BEGIN Passage

I wonder if there is a way to visualize the model complexity to look at bias-variance tradeoff for the particular dataset. I would like to check if I would need more layers to perform the dimensionality reduction more efficiently.

-Anatoly

Valentine_Svensson · July 9, 2021, 3:42am

I believe you can investigate the bias variance trade off by looking at the training curves. Your model_da should have an field .history that has a dictionary of training metrics per epoch of model training. It definitely has the reconstruction error for the training set. I can’t remember how to make the training also record the reconstruction error for the test set. @adamgayoso is this in the documentation somewhere?

When you have these curves for alternative models you can compare them. Curves with higher reconstruction error in both train and test will have more bias. Curves where the test error goes up compared to the training error will have more variance. (Caveat, I always get the concepts of bias and variance for model mixed, I’m hoping I’m getting it right now).

Now, how to quantify the complexity of the model? That is hard I think… You could try to count all the parameters, but there are also various forms of regularization both for the neural networks and the latent variables (and other parameters). Not sure how that factors in to the definition of model complexity.

END Passage
BEGIN Entries provided

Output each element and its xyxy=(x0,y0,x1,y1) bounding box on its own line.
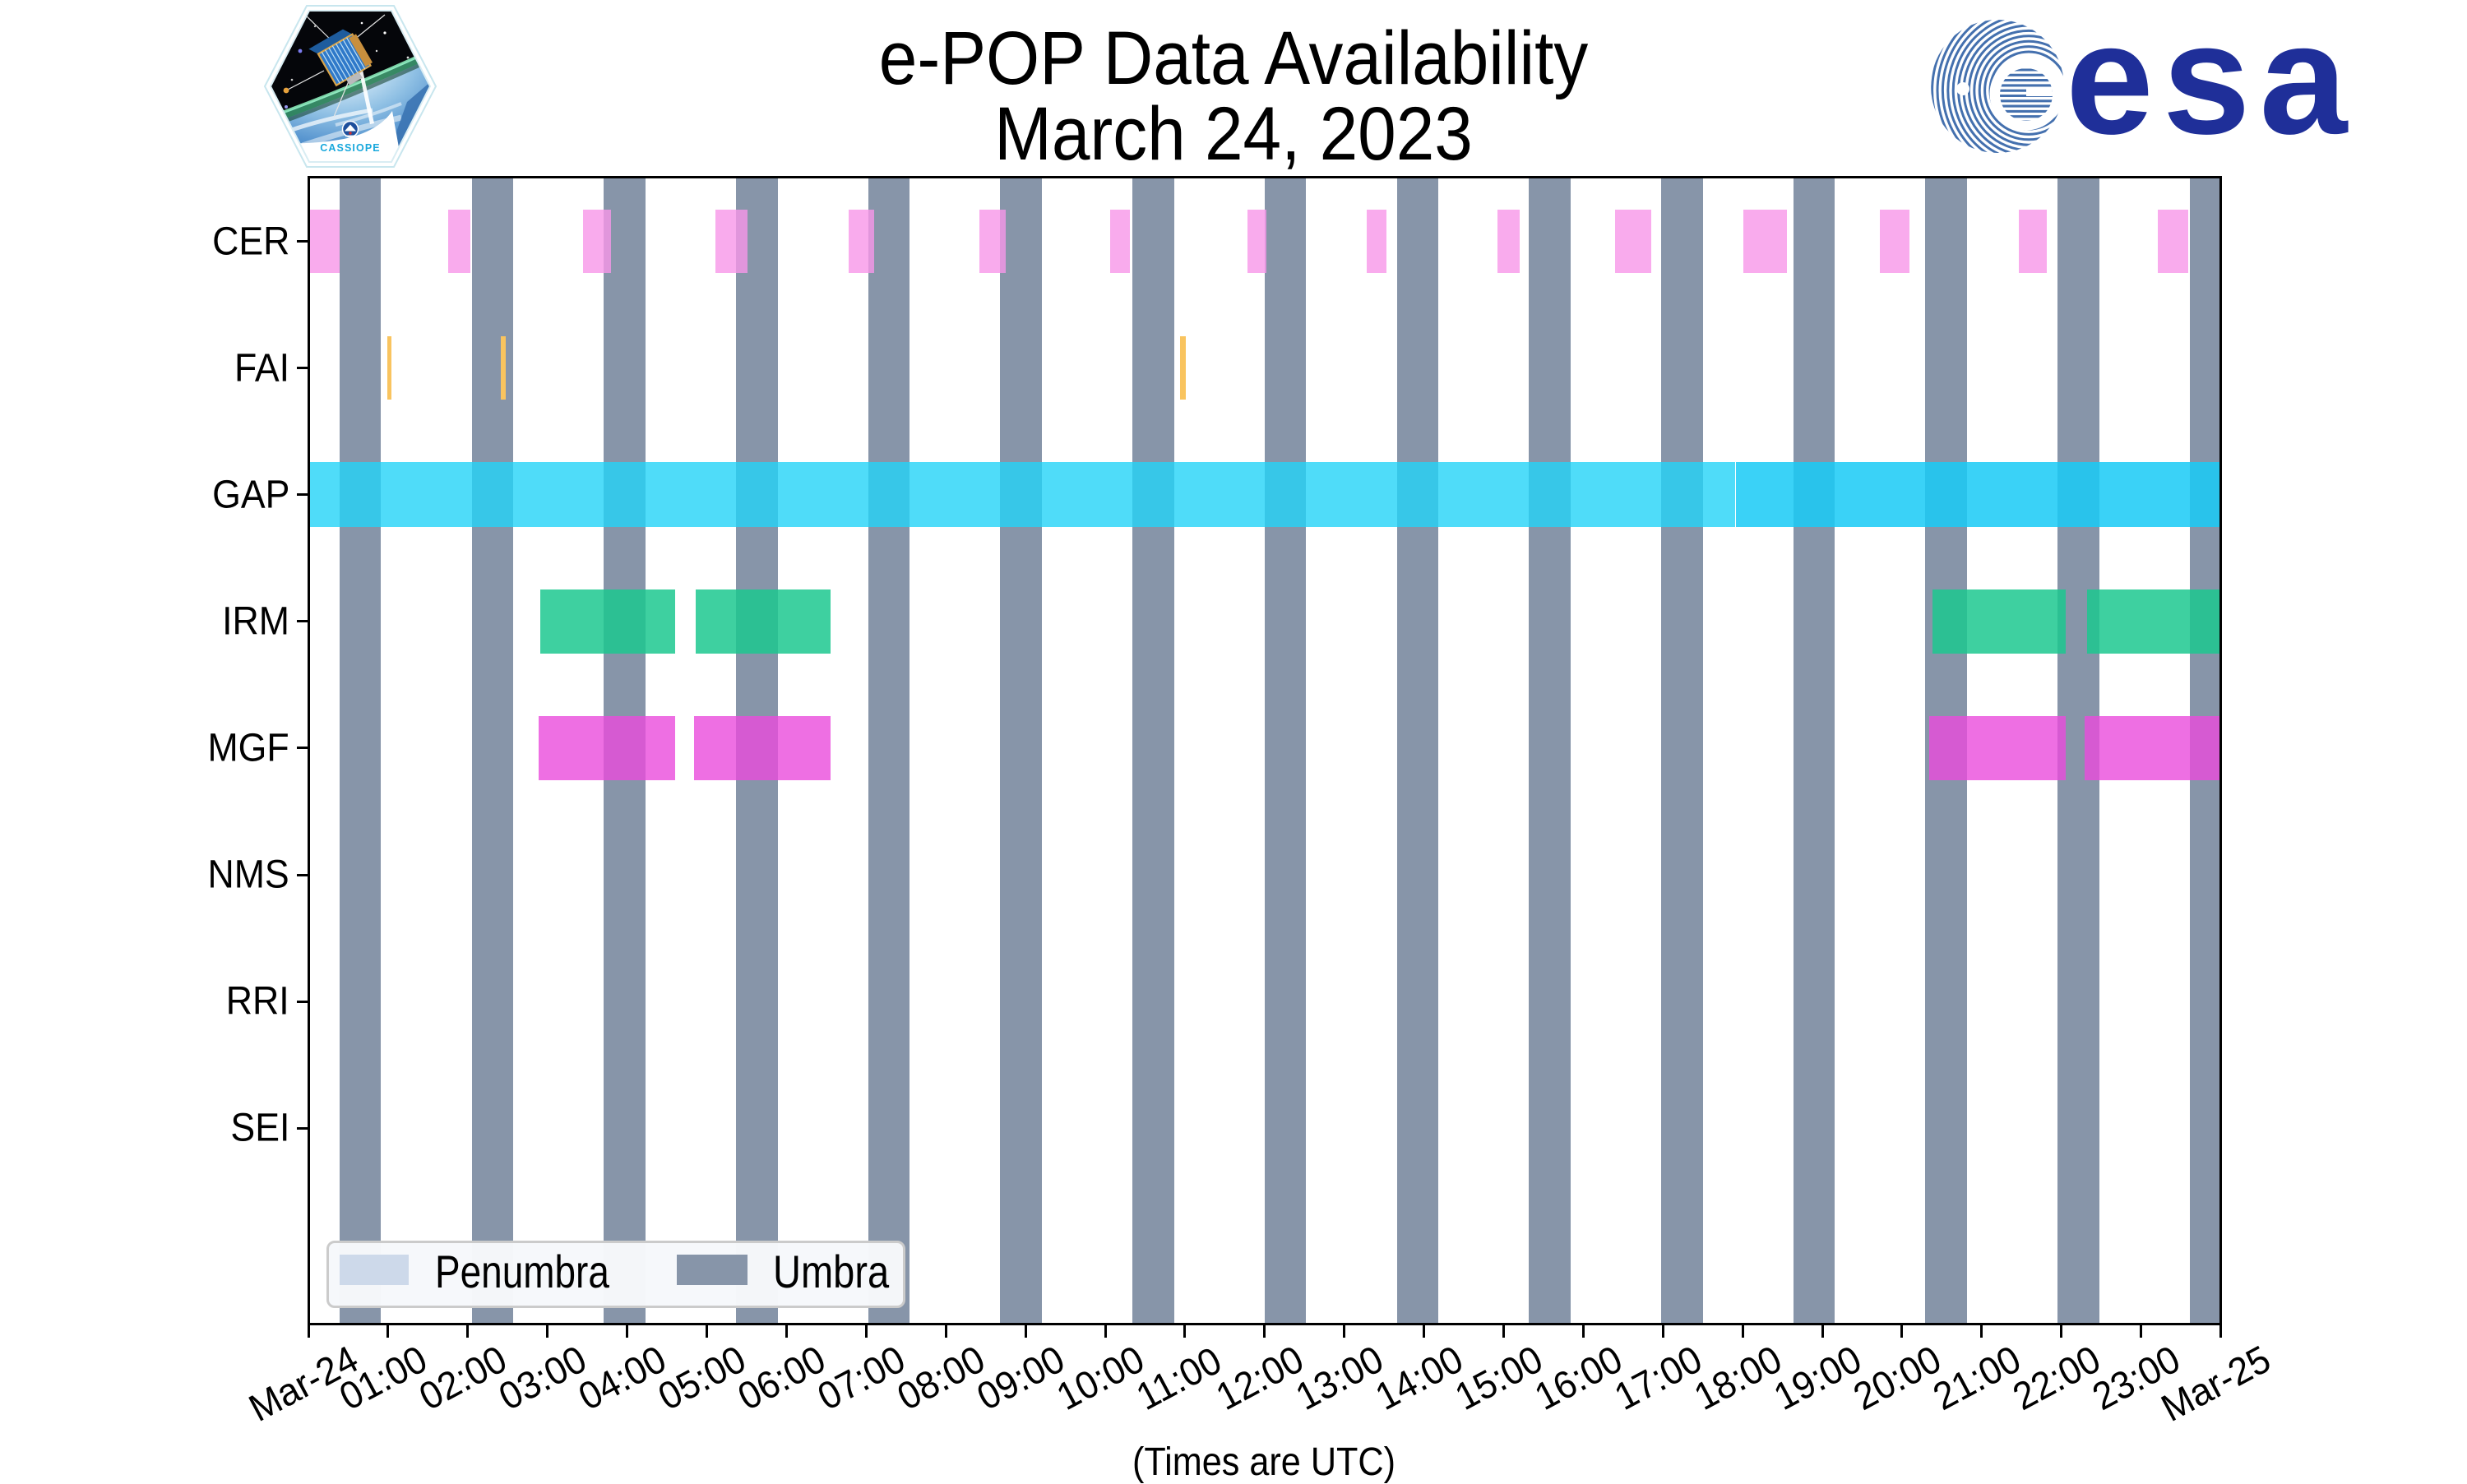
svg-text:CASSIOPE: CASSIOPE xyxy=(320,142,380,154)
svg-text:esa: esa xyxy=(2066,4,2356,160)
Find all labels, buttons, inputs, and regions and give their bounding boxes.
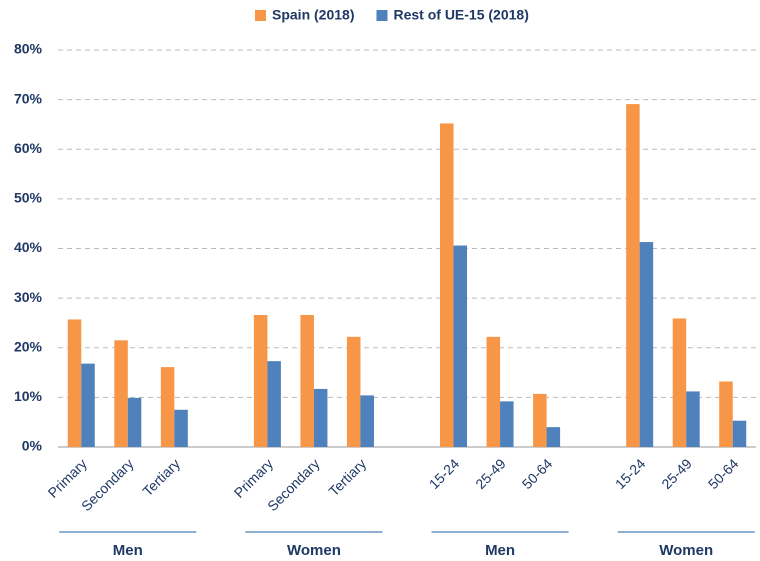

END Entries provided
BEGIN Entries provided

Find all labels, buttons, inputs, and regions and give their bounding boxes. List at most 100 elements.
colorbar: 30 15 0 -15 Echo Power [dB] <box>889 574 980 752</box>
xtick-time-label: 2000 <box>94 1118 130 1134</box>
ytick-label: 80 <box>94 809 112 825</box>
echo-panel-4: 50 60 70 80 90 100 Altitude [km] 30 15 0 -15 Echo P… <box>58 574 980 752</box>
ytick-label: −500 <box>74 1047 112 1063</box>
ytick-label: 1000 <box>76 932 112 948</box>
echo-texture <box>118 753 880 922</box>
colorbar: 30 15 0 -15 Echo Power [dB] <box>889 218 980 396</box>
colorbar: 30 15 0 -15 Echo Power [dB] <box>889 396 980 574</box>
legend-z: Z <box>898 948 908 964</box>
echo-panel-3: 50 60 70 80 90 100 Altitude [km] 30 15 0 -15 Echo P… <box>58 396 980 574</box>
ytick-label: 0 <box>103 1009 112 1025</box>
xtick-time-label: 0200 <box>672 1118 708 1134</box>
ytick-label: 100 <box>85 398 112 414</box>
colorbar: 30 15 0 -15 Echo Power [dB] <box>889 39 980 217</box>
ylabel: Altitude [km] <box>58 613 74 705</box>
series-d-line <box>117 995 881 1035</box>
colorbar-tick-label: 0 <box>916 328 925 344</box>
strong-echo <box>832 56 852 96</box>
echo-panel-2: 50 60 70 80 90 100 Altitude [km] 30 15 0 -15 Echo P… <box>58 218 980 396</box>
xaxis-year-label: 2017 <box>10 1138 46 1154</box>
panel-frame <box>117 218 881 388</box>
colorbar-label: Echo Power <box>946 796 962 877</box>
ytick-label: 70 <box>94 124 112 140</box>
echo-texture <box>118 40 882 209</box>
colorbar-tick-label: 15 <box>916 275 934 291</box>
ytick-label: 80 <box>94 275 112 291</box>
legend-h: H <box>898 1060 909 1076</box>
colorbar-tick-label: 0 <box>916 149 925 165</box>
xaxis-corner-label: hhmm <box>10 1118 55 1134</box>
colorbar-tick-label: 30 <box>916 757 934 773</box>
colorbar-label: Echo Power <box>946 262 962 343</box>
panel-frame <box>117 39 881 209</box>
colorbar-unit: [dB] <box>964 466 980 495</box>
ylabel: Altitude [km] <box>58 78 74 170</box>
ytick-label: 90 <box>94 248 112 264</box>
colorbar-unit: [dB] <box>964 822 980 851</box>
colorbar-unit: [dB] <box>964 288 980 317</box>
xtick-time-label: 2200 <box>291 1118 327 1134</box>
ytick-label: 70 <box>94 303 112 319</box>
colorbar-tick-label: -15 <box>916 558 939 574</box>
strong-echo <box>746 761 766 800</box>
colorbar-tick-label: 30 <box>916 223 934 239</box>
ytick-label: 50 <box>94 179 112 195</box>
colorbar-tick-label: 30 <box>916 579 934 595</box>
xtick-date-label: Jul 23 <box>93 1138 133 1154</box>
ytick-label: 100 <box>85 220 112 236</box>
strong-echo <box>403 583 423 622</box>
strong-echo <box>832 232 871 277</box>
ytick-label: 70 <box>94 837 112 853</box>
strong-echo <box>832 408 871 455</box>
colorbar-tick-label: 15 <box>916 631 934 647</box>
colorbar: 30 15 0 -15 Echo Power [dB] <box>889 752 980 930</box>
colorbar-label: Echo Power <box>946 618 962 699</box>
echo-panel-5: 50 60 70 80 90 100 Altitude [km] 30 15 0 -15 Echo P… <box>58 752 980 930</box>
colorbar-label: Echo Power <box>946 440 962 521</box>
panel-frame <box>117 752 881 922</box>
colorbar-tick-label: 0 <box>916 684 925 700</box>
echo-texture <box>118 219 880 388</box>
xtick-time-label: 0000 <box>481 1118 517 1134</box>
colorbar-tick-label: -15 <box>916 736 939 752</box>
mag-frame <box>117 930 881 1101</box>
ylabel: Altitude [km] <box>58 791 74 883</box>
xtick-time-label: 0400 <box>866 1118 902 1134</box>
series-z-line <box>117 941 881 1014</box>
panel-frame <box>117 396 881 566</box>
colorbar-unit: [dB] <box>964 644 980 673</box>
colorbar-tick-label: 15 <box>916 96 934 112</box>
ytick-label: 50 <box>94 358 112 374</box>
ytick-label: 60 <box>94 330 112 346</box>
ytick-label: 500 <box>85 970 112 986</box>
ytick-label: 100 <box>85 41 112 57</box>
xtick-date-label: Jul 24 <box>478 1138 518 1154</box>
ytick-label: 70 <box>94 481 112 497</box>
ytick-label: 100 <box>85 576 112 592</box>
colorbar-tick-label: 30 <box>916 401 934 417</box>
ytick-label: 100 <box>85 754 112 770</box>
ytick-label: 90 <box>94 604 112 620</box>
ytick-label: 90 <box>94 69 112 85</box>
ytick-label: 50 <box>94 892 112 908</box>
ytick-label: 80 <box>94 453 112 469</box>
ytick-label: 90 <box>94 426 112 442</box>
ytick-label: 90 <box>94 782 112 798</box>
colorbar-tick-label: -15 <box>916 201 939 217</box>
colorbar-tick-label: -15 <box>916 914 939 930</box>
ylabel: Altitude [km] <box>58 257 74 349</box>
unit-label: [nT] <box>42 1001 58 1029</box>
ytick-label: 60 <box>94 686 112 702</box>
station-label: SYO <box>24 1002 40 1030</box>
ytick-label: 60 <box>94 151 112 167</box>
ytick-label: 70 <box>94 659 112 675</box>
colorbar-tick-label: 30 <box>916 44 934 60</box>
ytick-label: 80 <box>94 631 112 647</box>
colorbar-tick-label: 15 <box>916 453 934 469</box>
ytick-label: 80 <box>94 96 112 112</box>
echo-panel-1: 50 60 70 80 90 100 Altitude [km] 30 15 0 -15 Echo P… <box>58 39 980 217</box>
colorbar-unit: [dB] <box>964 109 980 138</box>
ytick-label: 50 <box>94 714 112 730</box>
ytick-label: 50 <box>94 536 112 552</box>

END Entries provided
BEGIN Entries provided

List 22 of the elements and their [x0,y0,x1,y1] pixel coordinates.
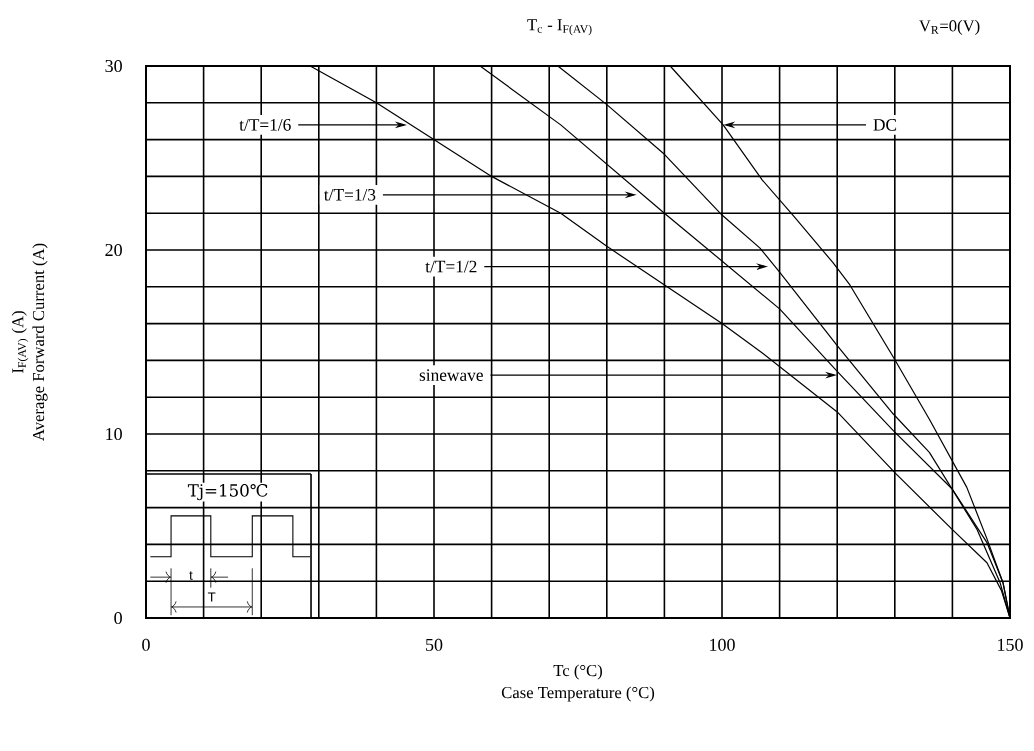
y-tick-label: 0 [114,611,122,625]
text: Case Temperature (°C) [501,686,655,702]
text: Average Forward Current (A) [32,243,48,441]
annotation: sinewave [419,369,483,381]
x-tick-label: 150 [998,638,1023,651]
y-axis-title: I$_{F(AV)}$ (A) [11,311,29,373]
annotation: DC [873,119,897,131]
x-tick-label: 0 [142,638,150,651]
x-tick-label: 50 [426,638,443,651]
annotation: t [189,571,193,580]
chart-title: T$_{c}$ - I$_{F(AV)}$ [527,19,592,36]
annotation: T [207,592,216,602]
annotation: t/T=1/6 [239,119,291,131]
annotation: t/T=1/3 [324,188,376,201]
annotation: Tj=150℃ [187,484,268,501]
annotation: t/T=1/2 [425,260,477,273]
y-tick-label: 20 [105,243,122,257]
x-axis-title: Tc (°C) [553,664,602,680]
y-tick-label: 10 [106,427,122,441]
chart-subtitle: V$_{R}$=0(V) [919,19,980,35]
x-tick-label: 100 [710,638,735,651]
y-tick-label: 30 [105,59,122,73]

END Entries provided

- What you need to do:
(a) Answer these questions from the forum thread:
(i) According to the reply, which field of model_da holds the training metrics per epoch?
(ii) Which curves does the reply say will have more bias?
(iii) What does the reply suggest one could count to quantify model complexity?
(b) Reproduce the part of the forum thread starting with "I wonder if" and going on through "the documentation somewhere?".
The data come from a different source than the forum thread.

- Solutions in order:
(a)
(i) The .history field, which holds a dictionary of training metrics per epoch.
(ii) Curves with higher reconstruction error in both train and test.
(iii) All the parameters.

(b)
I wonder if there is a way to visualize the model complexity to look at bias-variance tradeoff for the particular dataset. I would like to check if I would need more layers to perform the dimensionality reduction more efficiently.

-Anatoly

Valentine_Svensson · July 9, 2021, 3:42am

I believe you can investigate the bias variance trade off by looking at the training curves. Your model_da should have an field .history that has a dictionary of training metrics per epoch of model training. It definitely has the reconstruction error for the training set. I can’t remember how to make the training also record the reconstruction error for the test set. @adamgayoso is this in the documentation somewhere?